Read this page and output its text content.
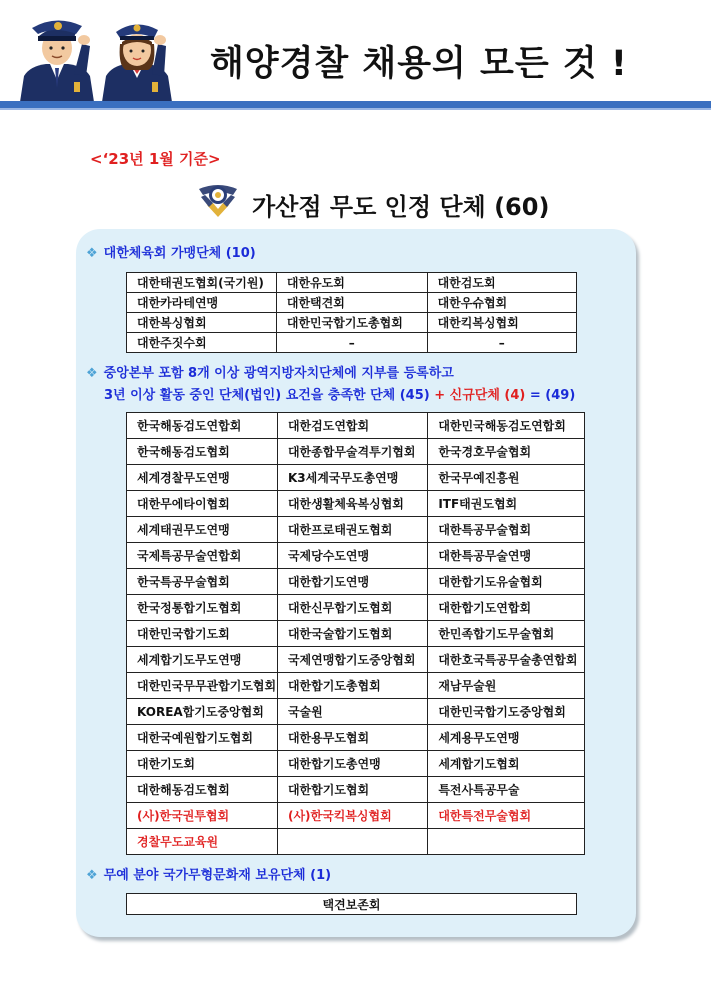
해양경찰 채용의 모든 것 !
<‘23년 1월 기준>
가산점 무도 인정 단체 (60)
❖ 대한체육회 가맹단체 (10)
대한태권도협회(국기원)	대한유도회	대한검도회
대한카라테연맹	대한택견회	대한우슈협회
대한복싱협회	대한민국합기도총협회	대한킥복싱협회
대한주짓수회	–	–
❖ 중앙본부 포함 8개 이상 광역지방자치단체에 지부를 등록하고
3년 이상 활동 중인 단체(법인) 요건을 충족한 단체 (45) + 신규단체 (4) = (49)
한국해동검도연합회	대한검도연합회	대한민국해동검도연합회
한국해동검도협회	대한종합무술격투기협회	한국경호무술협회
세계경찰무도연맹	K3세계국무도총연맹	한국무예진흥원
대한무에타이협회	대한생활체육복싱협회	ITF태권도협회
세계태권무도연맹	대한프로태권도협회	대한특공무술협회
국제특공무술연합회	국제당수도연맹	대한특공무술연맹
한국특공무술협회	대한합기도연맹	대한합기도유술협회
한국정통합기도협회	대한신무합기도협회	대한합기도연합회
대한민국합기도회	대한국술합기도협회	한민족합기도무술협회
세계합기도무도연맹	국제연맹합기도중앙협회	대한호국특공무술총연합회
대한민국무무관합기도협회	대한합기도총협회	재남무술원
KOREA합기도중앙협회	국술원	대한민국합기도중앙협회
대한국예원합기도협회	대한용무도협회	세계용무도연맹
대한기도회	대한합기도총연맹	세계합기도협회
대한해동검도협회	대한합기도협회	특전사특공무술
(사)한국권투협회	(사)한국킥복싱협회	대한특전무술협회
경찰무도교육원		
❖ 무예 분야 국가무형문화재 보유단체 (1)
택견보존회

■ ■ ■

Output all of the entries verbatim, leaving out any images.

(Final result)
Read this page and output its text content.
해양경찰 채용의 모든 것 !
<‘23년 1월 기준>
가산점 무도 인정 단체 (60)
❖ 대한체육회 가맹단체 (10)
대한태권도협회(국기원)	대한유도회	대한검도회
대한카라테연맹	대한택견회	대한우슈협회
대한복싱협회	대한민국합기도총협회	대한킥복싱협회
대한주짓수회	–	–
❖ 중앙본부 포함 8개 이상 광역지방자치단체에 지부를 등록하고
3년 이상 활동 중인 단체(법인) 요건을 충족한 단체 (45) + 신규단체 (4) = (49)
한국해동검도연합회	대한검도연합회	대한민국해동검도연합회
한국해동검도협회	대한종합무술격투기협회	한국경호무술협회
세계경찰무도연맹	K3세계국무도총연맹	한국무예진흥원
대한무에타이협회	대한생활체육복싱협회	ITF태권도협회
세계태권무도연맹	대한프로태권도협회	대한특공무술협회
국제특공무술연합회	국제당수도연맹	대한특공무술연맹
한국특공무술협회	대한합기도연맹	대한합기도유술협회
한국정통합기도협회	대한신무합기도협회	대한합기도연합회
대한민국합기도회	대한국술합기도협회	한민족합기도무술협회
세계합기도무도연맹	국제연맹합기도중앙협회	대한호국특공무술총연합회
대한민국무무관합기도협회	대한합기도총협회	재남무술원
KOREA합기도중앙협회	국술원	대한민국합기도중앙협회
대한국예원합기도협회	대한용무도협회	세계용무도연맹
대한기도회	대한합기도총연맹	세계합기도협회
대한해동검도협회	대한합기도협회	특전사특공무술
(사)한국권투협회	(사)한국킥복싱협회	대한특전무술협회
경찰무도교육원		
❖ 무예 분야 국가무형문화재 보유단체 (1)
택견보존회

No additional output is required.